== SHORT TASK ==
Copy the data that follows exactly. Include no pictures.

== SOURCE MATERIAL ==
* * *

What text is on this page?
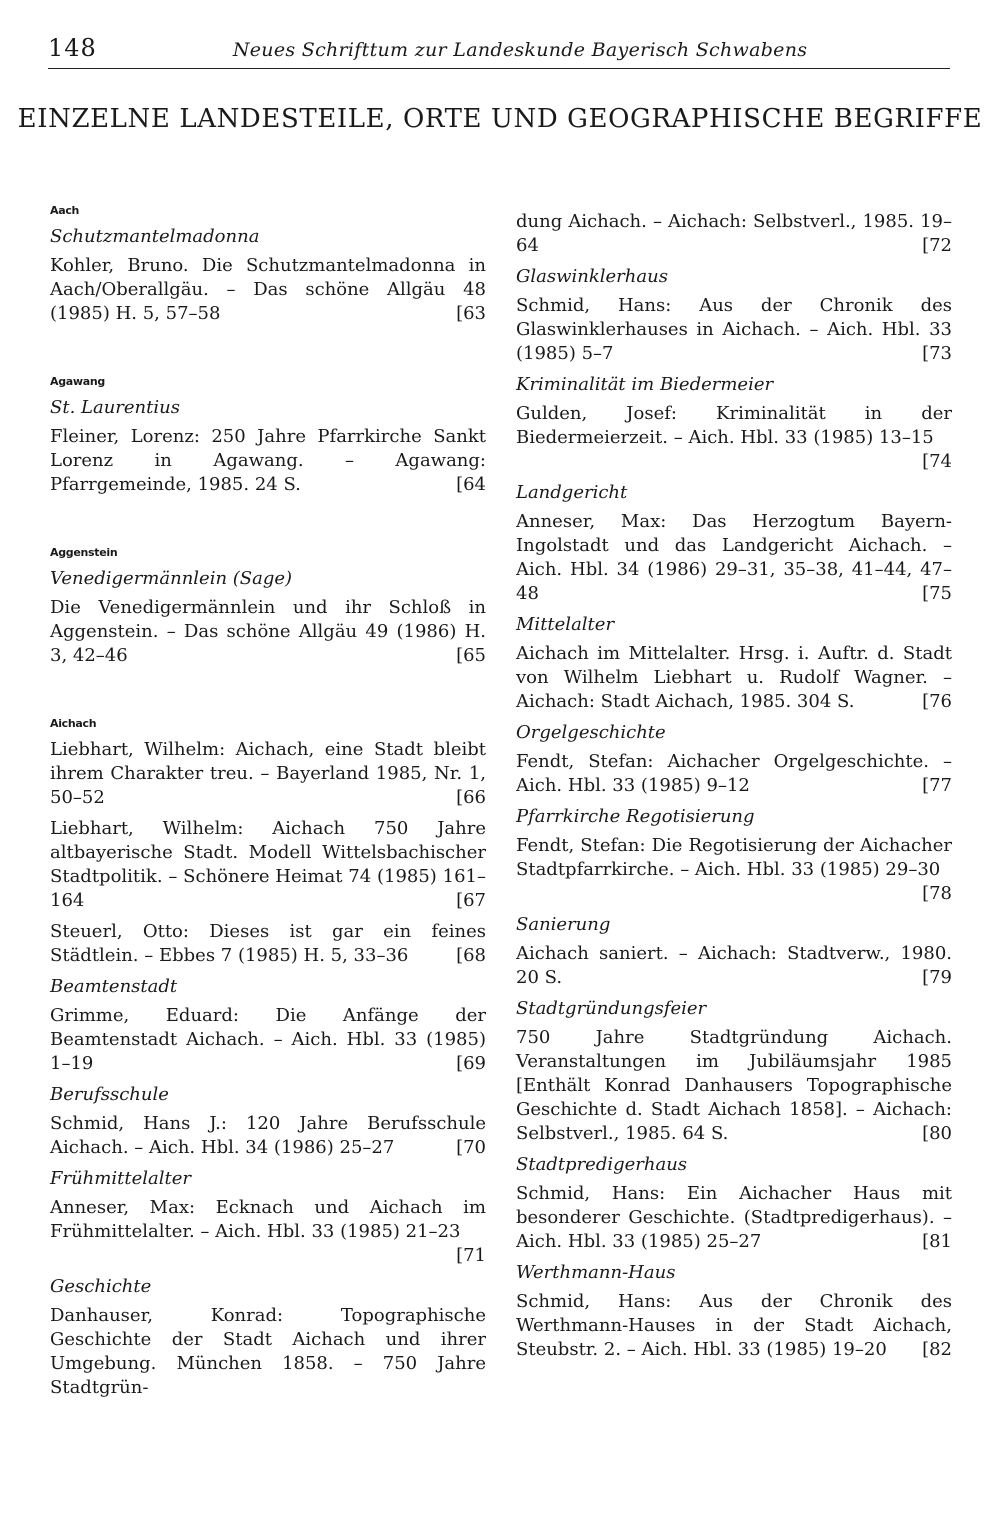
148	Neues Schrifttum zur Landeskunde Bayerisch Schwabens
EINZELNE LANDESTEILE, ORTE UND GEOGRAPHISCHE BEGRIFFE
Aach
Schutzmantelmadonna
Kohler, Bruno. Die Schutzmantelmadonna in Aach/Oberallgäu. – Das schöne Allgäu 48 (1985) H. 5, 57–58	[63
Agawang
St. Laurentius
Fleiner, Lorenz: 250 Jahre Pfarrkirche Sankt Lorenz in Agawang. – Agawang: Pfarrgemeinde, 1985. 24 S.	[64
Aggenstein
Venedigermännlein (Sage)
Die Venedigermännlein und ihr Schloß in Aggenstein. – Das schöne Allgäu 49 (1986) H. 3, 42–46	[65
Aichach
Liebhart, Wilhelm: Aichach, eine Stadt bleibt ihrem Charakter treu. – Bayerland 1985, Nr. 1, 50–52	[66
Liebhart, Wilhelm: Aichach 750 Jahre altbayerische Stadt. Modell Wittelsbachischer Stadtpolitik. – Schönere Heimat 74 (1985) 161–164	[67
Steuerl, Otto: Dieses ist gar ein feines Städtlein. – Ebbes 7 (1985) H. 5, 33–36	[68
Beamtenstadt
Grimme, Eduard: Die Anfänge der Beamtenstadt Aichach. – Aich. Hbl. 33 (1985) 1–19	[69
Berufsschule
Schmid, Hans J.: 120 Jahre Berufsschule Aichach. – Aich. Hbl. 34 (1986) 25–27	[70
Frühmittelalter
Anneser, Max: Ecknach und Aichach im Frühmittelalter. – Aich. Hbl. 33 (1985) 21–23
[71
Geschichte
Danhauser, Konrad: Topographische Geschichte der Stadt Aichach und ihrer Umgebung. München 1858. – 750 Jahre Stadtgrün-
dung Aichach. – Aichach: Selbstverl., 1985. 19–64	[72
Glaswinklerhaus
Schmid, Hans: Aus der Chronik des Glaswinklerhauses in Aichach. – Aich. Hbl. 33 (1985) 5–7	[73
Kriminalität im Biedermeier
Gulden, Josef: Kriminalität in der Biedermeierzeit. – Aich. Hbl. 33 (1985) 13–15
[74
Landgericht
Anneser, Max: Das Herzogtum Bayern-Ingolstadt und das Landgericht Aichach. – Aich. Hbl. 34 (1986) 29–31, 35–38, 41–44, 47–48	[75
Mittelalter
Aichach im Mittelalter. Hrsg. i. Auftr. d. Stadt von Wilhelm Liebhart u. Rudolf Wagner. – Aichach: Stadt Aichach, 1985. 304 S.	[76
Orgelgeschichte
Fendt, Stefan: Aichacher Orgelgeschichte. – Aich. Hbl. 33 (1985) 9–12	[77
Pfarrkirche Regotisierung
Fendt, Stefan: Die Regotisierung der Aichacher Stadtpfarrkirche. – Aich. Hbl. 33 (1985) 29–30
[78
Sanierung
Aichach saniert. – Aichach: Stadtverw., 1980. 20 S.	[79
Stadtgründungsfeier
750 Jahre Stadtgründung Aichach. Veranstaltungen im Jubiläumsjahr 1985 [Enthält Konrad Danhausers Topographische Geschichte d. Stadt Aichach 1858]. – Aichach: Selbstverl., 1985. 64 S.	[80
Stadtpredigerhaus
Schmid, Hans: Ein Aichacher Haus mit besonderer Geschichte. (Stadtpredigerhaus). – Aich. Hbl. 33 (1985) 25–27	[81
Werthmann-Haus
Schmid, Hans: Aus der Chronik des Werthmann-Hauses in der Stadt Aichach, Steubstr. 2. – Aich. Hbl. 33 (1985) 19–20 [82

* * *

== RESPONSE BELOW ==
What text is on this page?
148	Neues Schrifttum zur Landeskunde Bayerisch Schwabens
EINZELNE LANDESTEILE, ORTE UND GEOGRAPHISCHE BEGRIFFE
Aach
Schutzmantelmadonna
Kohler, Bruno. Die Schutzmantelmadonna in Aach/Oberallgäu. – Das schöne Allgäu 48 (1985) H. 5, 57–58	[63
Agawang
St. Laurentius
Fleiner, Lorenz: 250 Jahre Pfarrkirche Sankt Lorenz in Agawang. – Agawang: Pfarrgemeinde, 1985. 24 S.	[64
Aggenstein
Venedigermännlein (Sage)
Die Venedigermännlein und ihr Schloß in Aggenstein. – Das schöne Allgäu 49 (1986) H. 3, 42–46	[65
Aichach
Liebhart, Wilhelm: Aichach, eine Stadt bleibt ihrem Charakter treu. – Bayerland 1985, Nr. 1, 50–52	[66
Liebhart, Wilhelm: Aichach 750 Jahre altbayerische Stadt. Modell Wittelsbachischer Stadtpolitik. – Schönere Heimat 74 (1985) 161–164	[67
Steuerl, Otto: Dieses ist gar ein feines Städtlein. – Ebbes 7 (1985) H. 5, 33–36	[68
Beamtenstadt
Grimme, Eduard: Die Anfänge der Beamtenstadt Aichach. – Aich. Hbl. 33 (1985) 1–19	[69
Berufsschule
Schmid, Hans J.: 120 Jahre Berufsschule Aichach. – Aich. Hbl. 34 (1986) 25–27	[70
Frühmittelalter
Anneser, Max: Ecknach und Aichach im Frühmittelalter. – Aich. Hbl. 33 (1985) 21–23
[71
Geschichte
Danhauser, Konrad: Topographische Geschichte der Stadt Aichach und ihrer Umgebung. München 1858. – 750 Jahre Stadtgrün-
dung Aichach. – Aichach: Selbstverl., 1985. 19–64	[72
Glaswinklerhaus
Schmid, Hans: Aus der Chronik des Glaswinklerhauses in Aichach. – Aich. Hbl. 33 (1985) 5–7	[73
Kriminalität im Biedermeier
Gulden, Josef: Kriminalität in der Biedermeierzeit. – Aich. Hbl. 33 (1985) 13–15
[74
Landgericht
Anneser, Max: Das Herzogtum Bayern-Ingolstadt und das Landgericht Aichach. – Aich. Hbl. 34 (1986) 29–31, 35–38, 41–44, 47–48	[75
Mittelalter
Aichach im Mittelalter. Hrsg. i. Auftr. d. Stadt von Wilhelm Liebhart u. Rudolf Wagner. – Aichach: Stadt Aichach, 1985. 304 S.	[76
Orgelgeschichte
Fendt, Stefan: Aichacher Orgelgeschichte. – Aich. Hbl. 33 (1985) 9–12	[77
Pfarrkirche Regotisierung
Fendt, Stefan: Die Regotisierung der Aichacher Stadtpfarrkirche. – Aich. Hbl. 33 (1985) 29–30
[78
Sanierung
Aichach saniert. – Aichach: Stadtverw., 1980. 20 S.	[79
Stadtgründungsfeier
750 Jahre Stadtgründung Aichach. Veranstaltungen im Jubiläumsjahr 1985 [Enthält Konrad Danhausers Topographische Geschichte d. Stadt Aichach 1858]. – Aichach: Selbstverl., 1985. 64 S.	[80
Stadtpredigerhaus
Schmid, Hans: Ein Aichacher Haus mit besonderer Geschichte. (Stadtpredigerhaus). – Aich. Hbl. 33 (1985) 25–27	[81
Werthmann-Haus
Schmid, Hans: Aus der Chronik des Werthmann-Hauses in der Stadt Aichach, Steubstr. 2. – Aich. Hbl. 33 (1985) 19–20 [82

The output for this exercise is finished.